━━━ Data supplied ━━━
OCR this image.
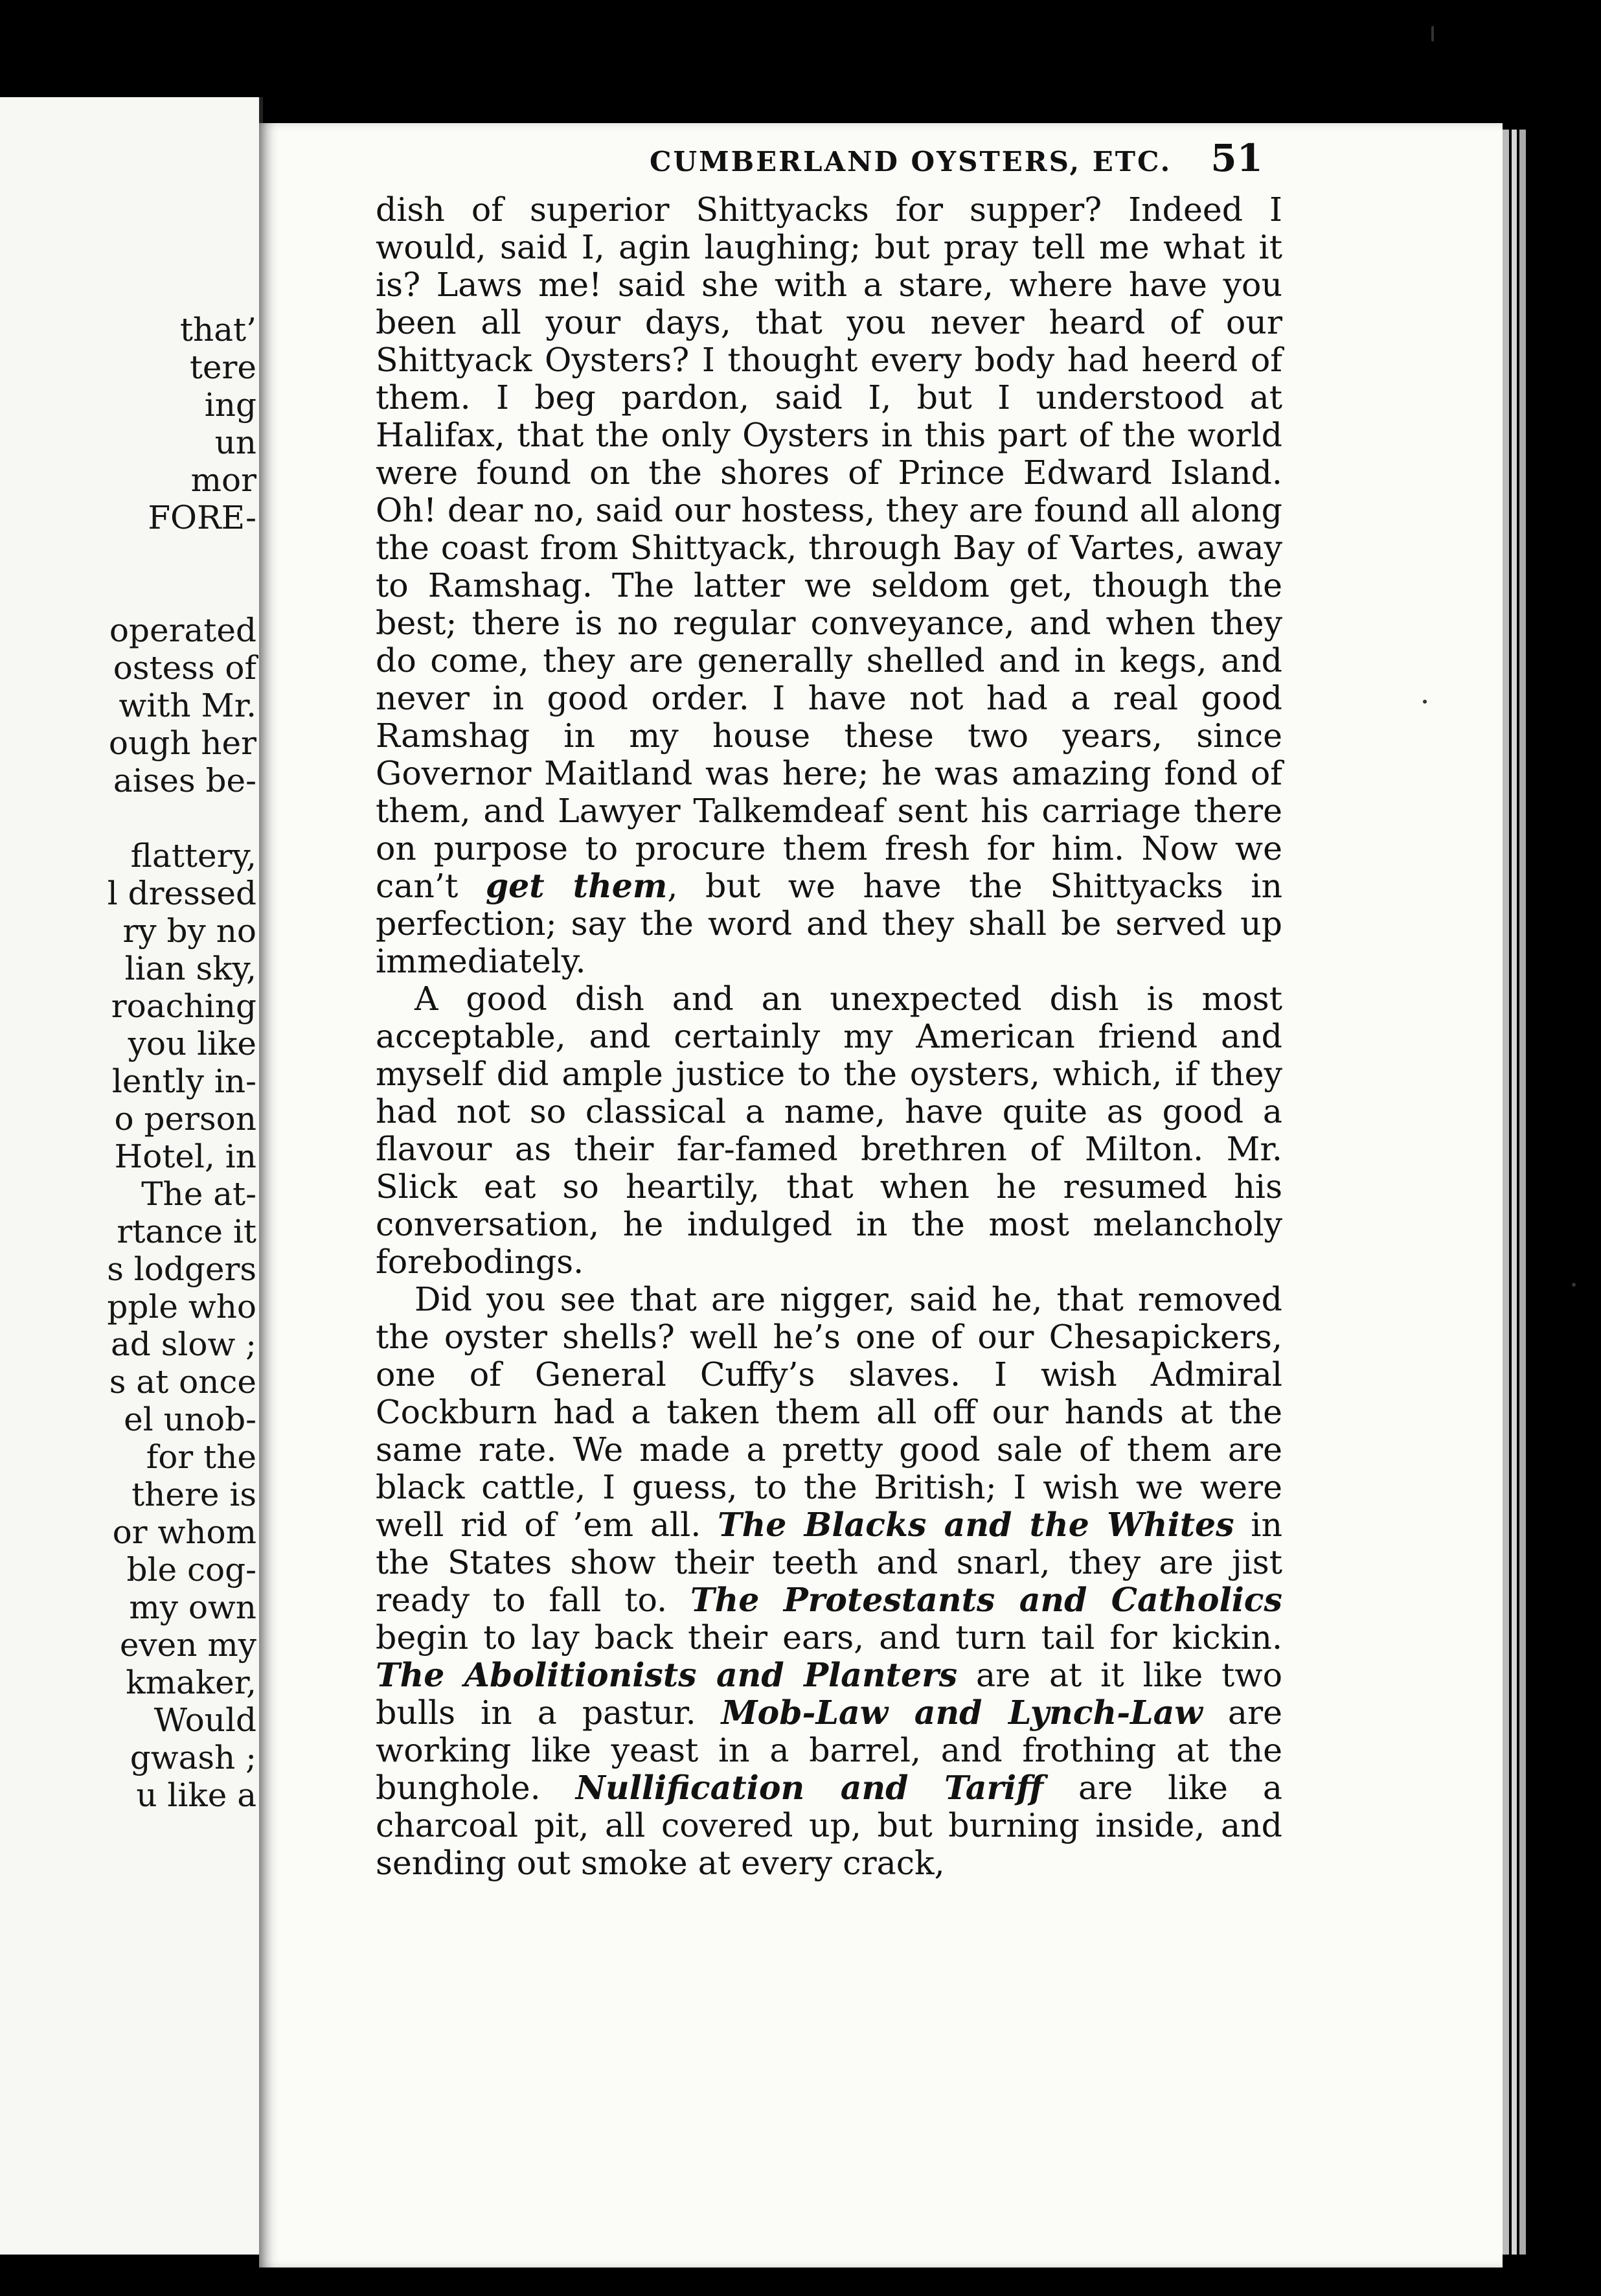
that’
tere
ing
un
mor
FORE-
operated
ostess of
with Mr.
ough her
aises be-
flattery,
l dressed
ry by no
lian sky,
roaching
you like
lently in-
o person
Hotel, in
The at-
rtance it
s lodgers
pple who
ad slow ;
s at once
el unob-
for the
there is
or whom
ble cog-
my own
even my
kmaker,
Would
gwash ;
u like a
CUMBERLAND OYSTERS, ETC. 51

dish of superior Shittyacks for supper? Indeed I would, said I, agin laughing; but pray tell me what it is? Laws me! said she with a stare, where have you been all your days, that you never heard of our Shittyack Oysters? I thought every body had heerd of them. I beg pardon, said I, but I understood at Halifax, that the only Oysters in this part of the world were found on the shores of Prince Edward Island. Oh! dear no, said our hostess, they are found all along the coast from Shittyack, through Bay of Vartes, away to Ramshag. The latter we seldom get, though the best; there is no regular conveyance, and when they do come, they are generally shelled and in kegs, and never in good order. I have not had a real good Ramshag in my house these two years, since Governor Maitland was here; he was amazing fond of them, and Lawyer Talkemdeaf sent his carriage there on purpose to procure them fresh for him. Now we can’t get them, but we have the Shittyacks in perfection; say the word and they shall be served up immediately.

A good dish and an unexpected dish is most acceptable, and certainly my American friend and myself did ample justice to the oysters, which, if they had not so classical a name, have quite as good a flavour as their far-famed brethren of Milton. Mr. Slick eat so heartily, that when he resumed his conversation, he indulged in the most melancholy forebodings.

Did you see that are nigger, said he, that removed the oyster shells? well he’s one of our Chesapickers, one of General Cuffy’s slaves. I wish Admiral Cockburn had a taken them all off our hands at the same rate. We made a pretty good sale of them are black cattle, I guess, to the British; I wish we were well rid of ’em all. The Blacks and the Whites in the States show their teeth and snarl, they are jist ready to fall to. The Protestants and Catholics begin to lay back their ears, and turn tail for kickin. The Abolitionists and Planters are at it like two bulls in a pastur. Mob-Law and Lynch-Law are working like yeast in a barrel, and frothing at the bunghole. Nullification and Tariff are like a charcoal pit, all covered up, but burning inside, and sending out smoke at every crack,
━━━
# [Problem to solve]
Set every line down exactly as written, leaving each picture out.

# [Output of the task]
OCR this image.
that’
tere
ing
un
mor
FORE-
operated
ostess of
with Mr.
ough her
aises be-
flattery,
l dressed
ry by no
lian sky,
roaching
you like
lently in-
o person
Hotel, in
The at-
rtance it
s lodgers
pple who
ad slow ;
s at once
el unob-
for the
there is
or whom
ble cog-
my own
even my
kmaker,
Would
gwash ;
u like a
CUMBERLAND OYSTERS, ETC. 51

dish of superior Shittyacks for supper? Indeed I would, said I, agin laughing; but pray tell me what it is? Laws me! said she with a stare, where have you been all your days, that you never heard of our Shittyack Oysters? I thought every body had heerd of them. I beg pardon, said I, but I understood at Halifax, that the only Oysters in this part of the world were found on the shores of Prince Edward Island. Oh! dear no, said our hostess, they are found all along the coast from Shittyack, through Bay of Vartes, away to Ramshag. The latter we seldom get, though the best; there is no regular conveyance, and when they do come, they are generally shelled and in kegs, and never in good order. I have not had a real good Ramshag in my house these two years, since Governor Maitland was here; he was amazing fond of them, and Lawyer Talkemdeaf sent his carriage there on purpose to procure them fresh for him. Now we can’t get them, but we have the Shittyacks in perfection; say the word and they shall be served up immediately.

A good dish and an unexpected dish is most acceptable, and certainly my American friend and myself did ample justice to the oysters, which, if they had not so classical a name, have quite as good a flavour as their far-famed brethren of Milton. Mr. Slick eat so heartily, that when he resumed his conversation, he indulged in the most melancholy forebodings.

Did you see that are nigger, said he, that removed the oyster shells? well he’s one of our Chesapickers, one of General Cuffy’s slaves. I wish Admiral Cockburn had a taken them all off our hands at the same rate. We made a pretty good sale of them are black cattle, I guess, to the British; I wish we were well rid of ’em all. The Blacks and the Whites in the States show their teeth and snarl, they are jist ready to fall to. The Protestants and Catholics begin to lay back their ears, and turn tail for kickin. The Abolitionists and Planters are at it like two bulls in a pastur. Mob-Law and Lynch-Law are working like yeast in a barrel, and frothing at the bunghole. Nullification and Tariff are like a charcoal pit, all covered up, but burning inside, and sending out smoke at every crack,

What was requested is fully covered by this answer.